(Passage)
━━━━━━

Fibrillar amyloid protein present in atheroma activates CD36 signal transduction.

The self-association of proteins to form amyloid fibrils has been implicated in the pathogenesis of a number of diseases including Alzheimer's, Parkinson's, and Creutzfeldt-Jakob diseases. We recently reported that the myeloid scavenger receptor CD36 initiates a signaling cascade upon binding to fibrillar beta-amyloid that stimulates recruitment of microglia in the brain and production of inflammatory mediators. This receptor plays a key role in the pathogenesis of atherosclerosis, prompting us to evaluate whether fibrillar proteins were present in atherosclerotic lesions that could initiate signaling via CD36. We show that apolipoprotein C-II, a component of very low and high density lipoproteins, readily forms amyloid fibrils that initiate macrophage inflammatory responses including reactive oxygen production and tumor necrosis factor alpha expression. Using macrophages derived from wild type and Cd36(-/-) mice to distinguish CD36-specific events, we show that fibrillar apolipoprotein C-II activates a signaling cascade downstream of this receptor that includes Lyn and p44/42 MAPKs. Interruption of this signaling pathway through targeted deletion of Cd36 or blocking of p44/42 MAPK activation inhibits macrophage tumor necrosis factor alpha gene expression. Finally, we demonstrate that apolipoprotein C-II in human atheroma co-localizes to regions positive for markers of amyloid and macrophage accumulation. Together, these data characterize a CD36-dependent signaling cascade initiated by fibrillar amyloid species that may promote atherogenesis.

━━━━━━

(What is expected) According to the abstract, which kinases are part of the signaling cascade that fibrillar apolipoprotein C-II activates downstream of CD36?

━━━━━━

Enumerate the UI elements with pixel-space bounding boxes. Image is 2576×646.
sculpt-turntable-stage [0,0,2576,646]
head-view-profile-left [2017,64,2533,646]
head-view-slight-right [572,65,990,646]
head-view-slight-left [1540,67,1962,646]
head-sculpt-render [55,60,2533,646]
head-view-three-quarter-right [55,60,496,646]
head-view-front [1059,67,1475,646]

━━━━━━

(Solution to this problem) Lyn and p44/42 MAPKs.